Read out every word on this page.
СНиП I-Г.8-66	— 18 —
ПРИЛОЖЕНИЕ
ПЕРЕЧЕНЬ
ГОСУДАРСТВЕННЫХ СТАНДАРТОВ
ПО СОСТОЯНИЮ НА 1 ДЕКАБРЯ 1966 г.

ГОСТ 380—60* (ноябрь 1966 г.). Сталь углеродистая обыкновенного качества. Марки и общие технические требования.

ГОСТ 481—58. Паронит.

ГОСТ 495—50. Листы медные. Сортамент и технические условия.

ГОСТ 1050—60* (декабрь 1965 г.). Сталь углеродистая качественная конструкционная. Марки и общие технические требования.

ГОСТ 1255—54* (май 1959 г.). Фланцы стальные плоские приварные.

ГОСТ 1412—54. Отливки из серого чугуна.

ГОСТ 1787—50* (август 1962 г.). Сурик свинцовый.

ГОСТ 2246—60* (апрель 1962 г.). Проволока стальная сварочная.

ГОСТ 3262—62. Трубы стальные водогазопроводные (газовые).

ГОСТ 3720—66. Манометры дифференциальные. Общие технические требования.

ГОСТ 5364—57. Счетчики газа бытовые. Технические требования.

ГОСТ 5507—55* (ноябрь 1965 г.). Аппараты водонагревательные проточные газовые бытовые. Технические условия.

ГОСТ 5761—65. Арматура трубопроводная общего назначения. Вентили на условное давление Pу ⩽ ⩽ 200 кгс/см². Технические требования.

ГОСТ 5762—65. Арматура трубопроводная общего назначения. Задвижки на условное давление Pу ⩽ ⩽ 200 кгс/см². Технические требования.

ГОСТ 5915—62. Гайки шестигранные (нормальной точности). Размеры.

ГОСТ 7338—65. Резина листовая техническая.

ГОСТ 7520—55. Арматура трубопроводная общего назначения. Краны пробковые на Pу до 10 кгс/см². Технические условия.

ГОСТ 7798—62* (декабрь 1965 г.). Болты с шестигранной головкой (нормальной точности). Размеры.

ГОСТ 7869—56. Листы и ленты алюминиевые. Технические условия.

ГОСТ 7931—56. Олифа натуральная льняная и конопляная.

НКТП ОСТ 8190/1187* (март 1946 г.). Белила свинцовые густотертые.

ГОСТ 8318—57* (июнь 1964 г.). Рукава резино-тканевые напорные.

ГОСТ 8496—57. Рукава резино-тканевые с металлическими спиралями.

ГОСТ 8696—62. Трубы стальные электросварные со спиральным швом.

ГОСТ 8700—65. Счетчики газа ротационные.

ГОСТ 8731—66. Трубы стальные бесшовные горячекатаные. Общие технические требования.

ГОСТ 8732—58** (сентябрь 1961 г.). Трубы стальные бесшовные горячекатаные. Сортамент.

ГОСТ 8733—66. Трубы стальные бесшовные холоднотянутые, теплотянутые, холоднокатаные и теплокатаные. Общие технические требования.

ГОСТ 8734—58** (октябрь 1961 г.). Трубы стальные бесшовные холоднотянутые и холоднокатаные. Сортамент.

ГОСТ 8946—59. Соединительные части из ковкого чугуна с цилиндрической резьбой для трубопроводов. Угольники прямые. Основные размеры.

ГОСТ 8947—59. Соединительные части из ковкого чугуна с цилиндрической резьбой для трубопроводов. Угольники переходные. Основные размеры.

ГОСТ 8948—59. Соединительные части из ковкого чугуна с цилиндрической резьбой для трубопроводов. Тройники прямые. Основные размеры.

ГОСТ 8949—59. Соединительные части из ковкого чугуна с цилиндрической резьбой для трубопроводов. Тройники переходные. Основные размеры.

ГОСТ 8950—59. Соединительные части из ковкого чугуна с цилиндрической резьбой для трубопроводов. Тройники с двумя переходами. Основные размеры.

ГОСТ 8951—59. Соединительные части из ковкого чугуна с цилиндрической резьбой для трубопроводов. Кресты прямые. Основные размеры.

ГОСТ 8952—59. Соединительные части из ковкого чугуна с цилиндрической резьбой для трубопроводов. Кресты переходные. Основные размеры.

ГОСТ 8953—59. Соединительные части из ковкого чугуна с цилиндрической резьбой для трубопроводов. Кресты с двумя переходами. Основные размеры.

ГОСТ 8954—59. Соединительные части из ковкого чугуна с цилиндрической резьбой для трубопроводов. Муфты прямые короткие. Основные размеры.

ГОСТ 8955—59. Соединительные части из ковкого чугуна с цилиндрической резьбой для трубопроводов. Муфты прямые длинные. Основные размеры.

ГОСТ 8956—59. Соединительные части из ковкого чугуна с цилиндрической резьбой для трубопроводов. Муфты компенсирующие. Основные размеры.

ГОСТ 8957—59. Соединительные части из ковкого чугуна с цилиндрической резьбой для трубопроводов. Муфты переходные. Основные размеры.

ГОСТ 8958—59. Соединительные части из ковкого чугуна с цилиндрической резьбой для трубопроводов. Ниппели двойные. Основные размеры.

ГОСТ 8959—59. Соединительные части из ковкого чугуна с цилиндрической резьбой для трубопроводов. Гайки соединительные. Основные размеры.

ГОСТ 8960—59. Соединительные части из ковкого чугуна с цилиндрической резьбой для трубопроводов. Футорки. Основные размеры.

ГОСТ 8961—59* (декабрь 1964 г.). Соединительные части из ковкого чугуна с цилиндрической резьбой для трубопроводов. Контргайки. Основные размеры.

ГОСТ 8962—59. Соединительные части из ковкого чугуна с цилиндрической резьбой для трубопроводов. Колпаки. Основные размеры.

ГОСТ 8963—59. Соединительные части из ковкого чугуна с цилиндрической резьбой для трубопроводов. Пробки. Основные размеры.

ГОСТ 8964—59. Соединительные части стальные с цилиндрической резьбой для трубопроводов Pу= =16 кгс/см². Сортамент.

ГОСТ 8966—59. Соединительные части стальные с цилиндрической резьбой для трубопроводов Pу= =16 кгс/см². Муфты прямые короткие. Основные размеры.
========
» What is required: Repeat the lines above exactly.

» Task output:
Read out every word on this page.
СНиП I-Г.8-66	— 18 —
ПРИЛОЖЕНИЕ
ПЕРЕЧЕНЬ
ГОСУДАРСТВЕННЫХ СТАНДАРТОВ
ПО СОСТОЯНИЮ НА 1 ДЕКАБРЯ 1966 г.

ГОСТ 380—60* (ноябрь 1966 г.). Сталь углеродистая обыкновенного качества. Марки и общие технические требования.

ГОСТ 481—58. Паронит.

ГОСТ 495—50. Листы медные. Сортамент и технические условия.

ГОСТ 1050—60* (декабрь 1965 г.). Сталь углеродистая качественная конструкционная. Марки и общие технические требования.

ГОСТ 1255—54* (май 1959 г.). Фланцы стальные плоские приварные.

ГОСТ 1412—54. Отливки из серого чугуна.

ГОСТ 1787—50* (август 1962 г.). Сурик свинцовый.

ГОСТ 2246—60* (апрель 1962 г.). Проволока стальная сварочная.

ГОСТ 3262—62. Трубы стальные водогазопроводные (газовые).

ГОСТ 3720—66. Манометры дифференциальные. Общие технические требования.

ГОСТ 5364—57. Счетчики газа бытовые. Технические требования.

ГОСТ 5507—55* (ноябрь 1965 г.). Аппараты водонагревательные проточные газовые бытовые. Технические условия.

ГОСТ 5761—65. Арматура трубопроводная общего назначения. Вентили на условное давление Pу ⩽ ⩽ 200 кгс/см². Технические требования.

ГОСТ 5762—65. Арматура трубопроводная общего назначения. Задвижки на условное давление Pу ⩽ ⩽ 200 кгс/см². Технические требования.

ГОСТ 5915—62. Гайки шестигранные (нормальной точности). Размеры.

ГОСТ 7338—65. Резина листовая техническая.

ГОСТ 7520—55. Арматура трубопроводная общего назначения. Краны пробковые на Pу до 10 кгс/см². Технические условия.

ГОСТ 7798—62* (декабрь 1965 г.). Болты с шестигранной головкой (нормальной точности). Размеры.

ГОСТ 7869—56. Листы и ленты алюминиевые. Технические условия.

ГОСТ 7931—56. Олифа натуральная льняная и конопляная.

НКТП ОСТ 8190/1187* (март 1946 г.). Белила свинцовые густотертые.

ГОСТ 8318—57* (июнь 1964 г.). Рукава резино-тканевые напорные.

ГОСТ 8496—57. Рукава резино-тканевые с металлическими спиралями.

ГОСТ 8696—62. Трубы стальные электросварные со спиральным швом.

ГОСТ 8700—65. Счетчики газа ротационные.

ГОСТ 8731—66. Трубы стальные бесшовные горячекатаные. Общие технические требования.

ГОСТ 8732—58** (сентябрь 1961 г.). Трубы стальные бесшовные горячекатаные. Сортамент.

ГОСТ 8733—66. Трубы стальные бесшовные холоднотянутые, теплотянутые, холоднокатаные и теплокатаные. Общие технические требования.

ГОСТ 8734—58** (октябрь 1961 г.). Трубы стальные бесшовные холоднотянутые и холоднокатаные. Сортамент.

ГОСТ 8946—59. Соединительные части из ковкого чугуна с цилиндрической резьбой для трубопроводов. Угольники прямые. Основные размеры.

ГОСТ 8947—59. Соединительные части из ковкого чугуна с цилиндрической резьбой для трубопроводов. Угольники переходные. Основные размеры.

ГОСТ 8948—59. Соединительные части из ковкого чугуна с цилиндрической резьбой для трубопроводов. Тройники прямые. Основные размеры.

ГОСТ 8949—59. Соединительные части из ковкого чугуна с цилиндрической резьбой для трубопроводов. Тройники переходные. Основные размеры.

ГОСТ 8950—59. Соединительные части из ковкого чугуна с цилиндрической резьбой для трубопроводов. Тройники с двумя переходами. Основные размеры.

ГОСТ 8951—59. Соединительные части из ковкого чугуна с цилиндрической резьбой для трубопроводов. Кресты прямые. Основные размеры.

ГОСТ 8952—59. Соединительные части из ковкого чугуна с цилиндрической резьбой для трубопроводов. Кресты переходные. Основные размеры.

ГОСТ 8953—59. Соединительные части из ковкого чугуна с цилиндрической резьбой для трубопроводов. Кресты с двумя переходами. Основные размеры.

ГОСТ 8954—59. Соединительные части из ковкого чугуна с цилиндрической резьбой для трубопроводов. Муфты прямые короткие. Основные размеры.

ГОСТ 8955—59. Соединительные части из ковкого чугуна с цилиндрической резьбой для трубопроводов. Муфты прямые длинные. Основные размеры.

ГОСТ 8956—59. Соединительные части из ковкого чугуна с цилиндрической резьбой для трубопроводов. Муфты компенсирующие. Основные размеры.

ГОСТ 8957—59. Соединительные части из ковкого чугуна с цилиндрической резьбой для трубопроводов. Муфты переходные. Основные размеры.

ГОСТ 8958—59. Соединительные части из ковкого чугуна с цилиндрической резьбой для трубопроводов. Ниппели двойные. Основные размеры.

ГОСТ 8959—59. Соединительные части из ковкого чугуна с цилиндрической резьбой для трубопроводов. Гайки соединительные. Основные размеры.

ГОСТ 8960—59. Соединительные части из ковкого чугуна с цилиндрической резьбой для трубопроводов. Футорки. Основные размеры.

ГОСТ 8961—59* (декабрь 1964 г.). Соединительные части из ковкого чугуна с цилиндрической резьбой для трубопроводов. Контргайки. Основные размеры.

ГОСТ 8962—59. Соединительные части из ковкого чугуна с цилиндрической резьбой для трубопроводов. Колпаки. Основные размеры.

ГОСТ 8963—59. Соединительные части из ковкого чугуна с цилиндрической резьбой для трубопроводов. Пробки. Основные размеры.

ГОСТ 8964—59. Соединительные части стальные с цилиндрической резьбой для трубопроводов Pу= =16 кгс/см². Сортамент.

ГОСТ 8966—59. Соединительные части стальные с цилиндрической резьбой для трубопроводов Pу= =16 кгс/см². Муфты прямые короткие. Основные размеры.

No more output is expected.